___ Data provided

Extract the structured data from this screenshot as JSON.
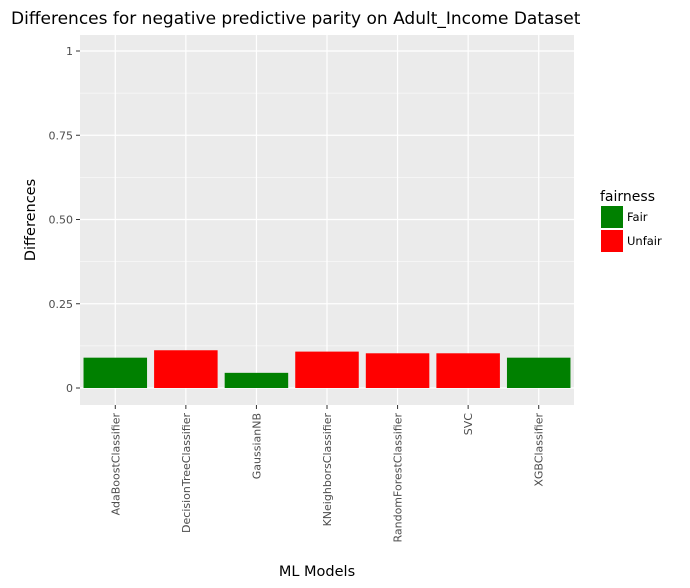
{
  "chart_data": {
    "type": "bar",
    "title": "Differences for negative predictive parity on Adult_Income Dataset",
    "xlabel": "ML Models",
    "ylabel": "Differences",
    "ylim": [
      0,
      1
    ],
    "yticks": [
      0,
      0.25,
      0.5,
      0.75,
      1
    ],
    "ytick_labels": [
      "0",
      "0.25",
      "0.50",
      "0.75",
      "1"
    ],
    "grid": true,
    "categories": [
      "AdaBoostClassifier",
      "DecisionTreeClassifier",
      "GaussianNB",
      "KNeighborsClassifier",
      "RandomForestClassifier",
      "SVC",
      "XGBClassifier"
    ],
    "values": [
      0.09,
      0.112,
      0.045,
      0.108,
      0.103,
      0.103,
      0.09
    ],
    "fairness": [
      "Fair",
      "Unfair",
      "Fair",
      "Unfair",
      "Unfair",
      "Unfair",
      "Fair"
    ],
    "legend": {
      "title": "fairness",
      "position": "right",
      "entries": [
        {
          "label": "Fair",
          "color": "#008000"
        },
        {
          "label": "Unfair",
          "color": "#ff0000"
        }
      ]
    }
  }
}
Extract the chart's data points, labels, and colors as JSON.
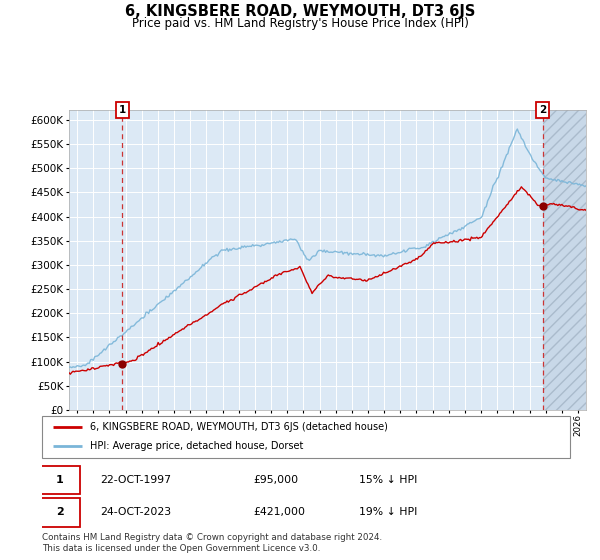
{
  "title": "6, KINGSBERE ROAD, WEYMOUTH, DT3 6JS",
  "subtitle": "Price paid vs. HM Land Registry's House Price Index (HPI)",
  "title_fontsize": 10.5,
  "subtitle_fontsize": 8.5,
  "ylim": [
    0,
    620000
  ],
  "yticks": [
    0,
    50000,
    100000,
    150000,
    200000,
    250000,
    300000,
    350000,
    400000,
    450000,
    500000,
    550000,
    600000
  ],
  "ytick_labels": [
    "£0",
    "£50K",
    "£100K",
    "£150K",
    "£200K",
    "£250K",
    "£300K",
    "£350K",
    "£400K",
    "£450K",
    "£500K",
    "£550K",
    "£600K"
  ],
  "xlim_start": 1994.5,
  "xlim_end": 2026.5,
  "hpi_color": "#7ab5d8",
  "price_color": "#cc0000",
  "dot_color": "#8b0000",
  "bg_color": "#dce9f5",
  "hatch_color": "#c8d8e8",
  "grid_color": "#ffffff",
  "vline_color": "#cc3333",
  "sale1_year": 1997.8,
  "sale1_price": 95000,
  "sale2_year": 2023.8,
  "sale2_price": 421000,
  "legend_line1": "6, KINGSBERE ROAD, WEYMOUTH, DT3 6JS (detached house)",
  "legend_line2": "HPI: Average price, detached house, Dorset",
  "table_row1": [
    "1",
    "22-OCT-1997",
    "£95,000",
    "15% ↓ HPI"
  ],
  "table_row2": [
    "2",
    "24-OCT-2023",
    "£421,000",
    "19% ↓ HPI"
  ],
  "footnote": "Contains HM Land Registry data © Crown copyright and database right 2024.\nThis data is licensed under the Open Government Licence v3.0."
}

______

▶ [Written problem]:
Skip the pictures. Please copy exactly the lines from the one with "Extract the chart's" through the final line of the material above, both ends included.

▶ [Output of the task]:
Extract the chart's data points, labels, and colors as JSON.
{
  "title": "6, KINGSBERE ROAD, WEYMOUTH, DT3 6JS",
  "subtitle": "Price paid vs. HM Land Registry's House Price Index (HPI)",
  "title_fontsize": 10.5,
  "subtitle_fontsize": 8.5,
  "ylim": [
    0,
    620000
  ],
  "yticks": [
    0,
    50000,
    100000,
    150000,
    200000,
    250000,
    300000,
    350000,
    400000,
    450000,
    500000,
    550000,
    600000
  ],
  "ytick_labels": [
    "£0",
    "£50K",
    "£100K",
    "£150K",
    "£200K",
    "£250K",
    "£300K",
    "£350K",
    "£400K",
    "£450K",
    "£500K",
    "£550K",
    "£600K"
  ],
  "xlim_start": 1994.5,
  "xlim_end": 2026.5,
  "hpi_color": "#7ab5d8",
  "price_color": "#cc0000",
  "dot_color": "#8b0000",
  "bg_color": "#dce9f5",
  "hatch_color": "#c8d8e8",
  "grid_color": "#ffffff",
  "vline_color": "#cc3333",
  "sale1_year": 1997.8,
  "sale1_price": 95000,
  "sale2_year": 2023.8,
  "sale2_price": 421000,
  "legend_line1": "6, KINGSBERE ROAD, WEYMOUTH, DT3 6JS (detached house)",
  "legend_line2": "HPI: Average price, detached house, Dorset",
  "table_row1": [
    "1",
    "22-OCT-1997",
    "£95,000",
    "15% ↓ HPI"
  ],
  "table_row2": [
    "2",
    "24-OCT-2023",
    "£421,000",
    "19% ↓ HPI"
  ],
  "footnote": "Contains HM Land Registry data © Crown copyright and database right 2024.\nThis data is licensed under the Open Government Licence v3.0."
}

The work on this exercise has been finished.